> [Stored items]

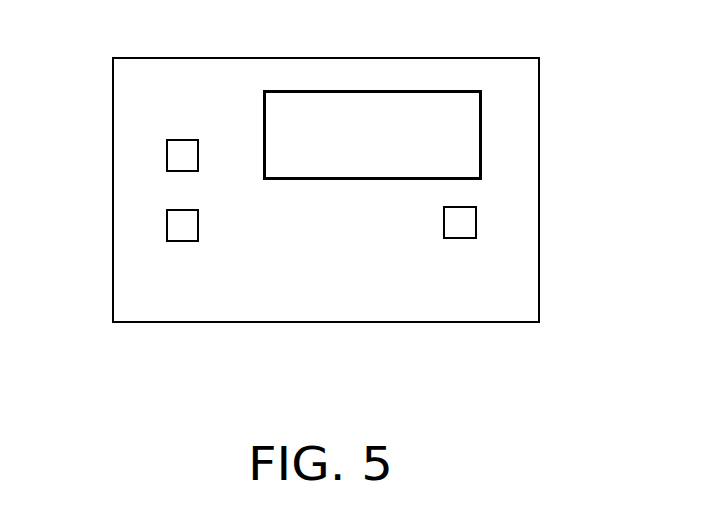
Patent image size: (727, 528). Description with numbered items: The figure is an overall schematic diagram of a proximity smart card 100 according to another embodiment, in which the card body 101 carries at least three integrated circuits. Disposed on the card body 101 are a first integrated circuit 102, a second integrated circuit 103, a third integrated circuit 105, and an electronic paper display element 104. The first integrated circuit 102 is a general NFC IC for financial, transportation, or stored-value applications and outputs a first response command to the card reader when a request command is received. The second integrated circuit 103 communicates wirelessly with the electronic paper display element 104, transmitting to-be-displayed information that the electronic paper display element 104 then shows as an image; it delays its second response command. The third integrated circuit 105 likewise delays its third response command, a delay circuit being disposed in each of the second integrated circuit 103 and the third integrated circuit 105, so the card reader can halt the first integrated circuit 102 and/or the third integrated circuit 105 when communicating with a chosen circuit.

The proximity smart card 100 is at (619, 406).
The card body 101 is at (113, 283).
The first integrated circuit 102 is at (181, 156).
The second integrated circuit 103 is at (465, 224).
The electronic paper display element 104 is at (465, 139).
The third integrated circuit 105 is at (165, 226).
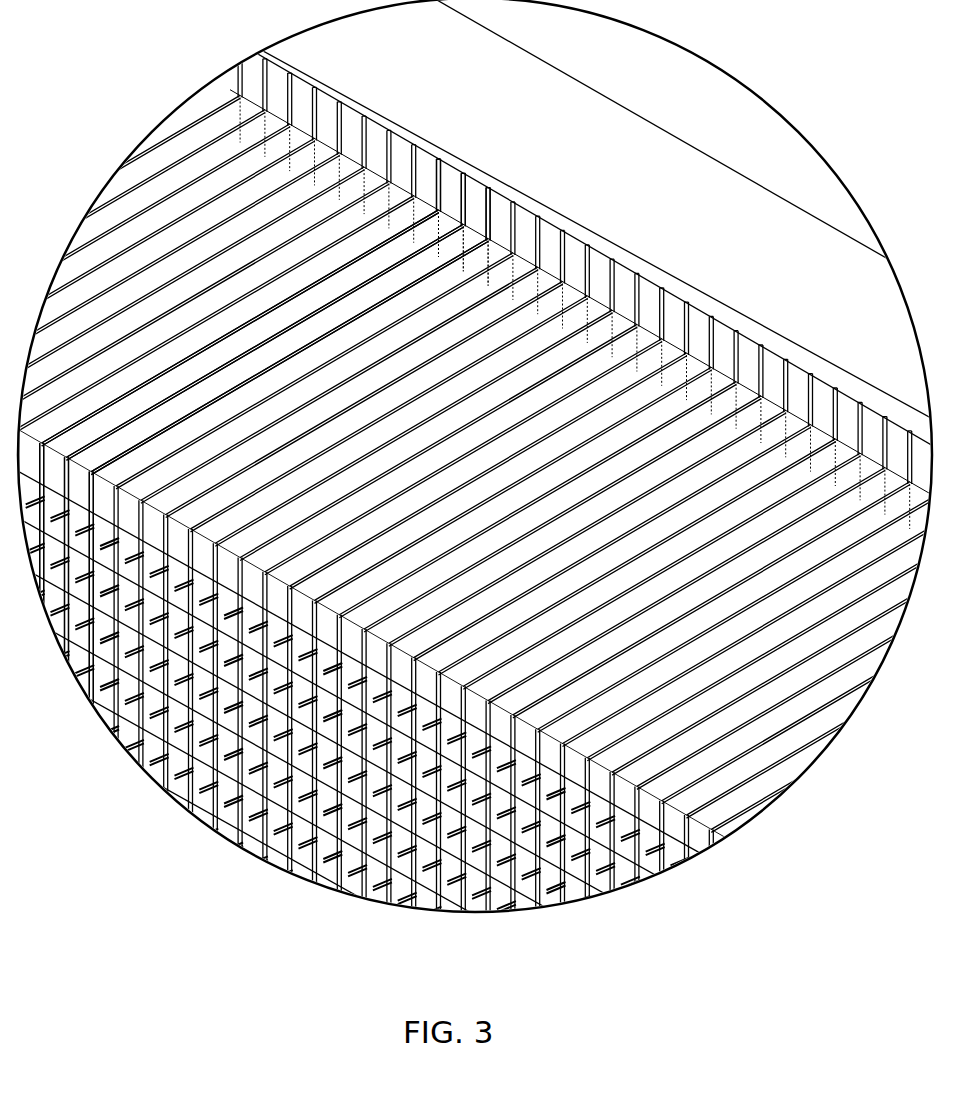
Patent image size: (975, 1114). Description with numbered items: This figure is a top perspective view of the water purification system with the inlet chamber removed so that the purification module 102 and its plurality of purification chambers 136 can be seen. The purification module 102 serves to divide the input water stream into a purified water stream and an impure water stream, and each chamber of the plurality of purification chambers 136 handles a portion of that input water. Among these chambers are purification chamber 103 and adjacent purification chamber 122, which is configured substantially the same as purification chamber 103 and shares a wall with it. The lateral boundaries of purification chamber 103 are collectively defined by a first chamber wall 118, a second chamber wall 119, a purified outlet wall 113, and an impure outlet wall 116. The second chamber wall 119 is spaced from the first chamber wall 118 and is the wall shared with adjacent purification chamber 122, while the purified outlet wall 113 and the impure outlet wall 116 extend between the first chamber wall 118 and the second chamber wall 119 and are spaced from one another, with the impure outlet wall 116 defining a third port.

The purification module 102 is at (507, 130).
The plurality of purification chambers 136 is at (118, 189).
The impure outlet wall 116 is at (454, 214).
The purification chamber 103 is at (462, 212).
The adjacent purification chamber 122 is at (484, 233).
The first chamber wall 118 is at (288, 320).
The second chamber wall 119 is at (365, 298).
The purified outlet wall 113 is at (52, 450).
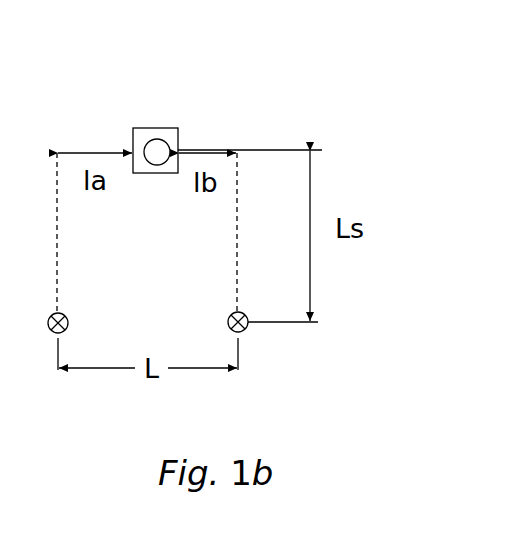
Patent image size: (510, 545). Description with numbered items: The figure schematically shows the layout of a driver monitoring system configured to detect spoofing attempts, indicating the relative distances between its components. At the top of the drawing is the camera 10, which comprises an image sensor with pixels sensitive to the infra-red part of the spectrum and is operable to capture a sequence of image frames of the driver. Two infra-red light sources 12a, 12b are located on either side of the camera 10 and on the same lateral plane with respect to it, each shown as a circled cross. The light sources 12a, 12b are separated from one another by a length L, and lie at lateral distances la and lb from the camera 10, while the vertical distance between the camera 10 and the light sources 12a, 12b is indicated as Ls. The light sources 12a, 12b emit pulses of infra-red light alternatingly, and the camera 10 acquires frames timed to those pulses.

The camera 10 is at (163, 141).
The first light source 12a is at (68, 320).
The second light source 12b is at (228, 322).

> [What needs to be done] Edit the records above so that "Patent image size" becomes "Figure size" everywhere, changing nothing else. Give all the lines again, but leave out the pictures.

> [Exercise answer]
Figure size: (727, 528). Description with numbered items: The figure is an overall schematic diagram of a proximity smart card 100 according to another embodiment, in which the card body 101 carries at least three integrated circuits. Disposed on the card body 101 are a first integrated circuit 102, a second integrated circuit 103, a third integrated circuit 105, and an electronic paper display element 104. The first integrated circuit 102 is a general NFC IC for financial, transportation, or stored-value applications and outputs a first response command to the card reader when a request command is received. The second integrated circuit 103 communicates wirelessly with the electronic paper display element 104, transmitting to-be-displayed information that the electronic paper display element 104 then shows as an image; it delays its second response command. The third integrated circuit 105 likewise delays its third response command, a delay circuit being disposed in each of the second integrated circuit 103 and the third integrated circuit 105, so the card reader can halt the first integrated circuit 102 and/or the third integrated circuit 105 when communicating with a chosen circuit.

The proximity smart card 100 is at (619, 406).
The card body 101 is at (113, 283).
The first integrated circuit 102 is at (181, 156).
The second integrated circuit 103 is at (465, 224).
The electronic paper display element 104 is at (465, 139).
The third integrated circuit 105 is at (165, 226).
Figure size: (975, 1114). Description with numbered items: This figure is a top perspective view of the water purification system with the inlet chamber removed so that the purification module 102 and its plurality of purification chambers 136 can be seen. The purification module 102 serves to divide the input water stream into a purified water stream and an impure water stream, and each chamber of the plurality of purification chambers 136 handles a portion of that input water. Among these chambers are purification chamber 103 and adjacent purification chamber 122, which is configured substantially the same as purification chamber 103 and shares a wall with it. The lateral boundaries of purification chamber 103 are collectively defined by a first chamber wall 118, a second chamber wall 119, a purified outlet wall 113, and an impure outlet wall 116. The second chamber wall 119 is spaced from the first chamber wall 118 and is the wall shared with adjacent purification chamber 122, while the purified outlet wall 113 and the impure outlet wall 116 extend between the first chamber wall 118 and the second chamber wall 119 and are spaced from one another, with the impure outlet wall 116 defining a third port.

The purification module 102 is at (507, 130).
The plurality of purification chambers 136 is at (118, 189).
The impure outlet wall 116 is at (454, 214).
The purification chamber 103 is at (462, 212).
The adjacent purification chamber 122 is at (484, 233).
The first chamber wall 118 is at (288, 320).
The second chamber wall 119 is at (365, 298).
The purified outlet wall 113 is at (52, 450).
Figure size: (510, 545). Description with numbered items: The figure schematically shows the layout of a driver monitoring system configured to detect spoofing attempts, indicating the relative distances between its components. At the top of the drawing is the camera 10, which comprises an image sensor with pixels sensitive to the infra-red part of the spectrum and is operable to capture a sequence of image frames of the driver. Two infra-red light sources 12a, 12b are located on either side of the camera 10 and on the same lateral plane with respect to it, each shown as a circled cross. The light sources 12a, 12b are separated from one another by a length L, and lie at lateral distances la and lb from the camera 10, while the vertical distance between the camera 10 and the light sources 12a, 12b is indicated as Ls. The light sources 12a, 12b emit pulses of infra-red light alternatingly, and the camera 10 acquires frames timed to those pulses.

The camera 10 is at (163, 141).
The first light source 12a is at (68, 320).
The second light source 12b is at (228, 322).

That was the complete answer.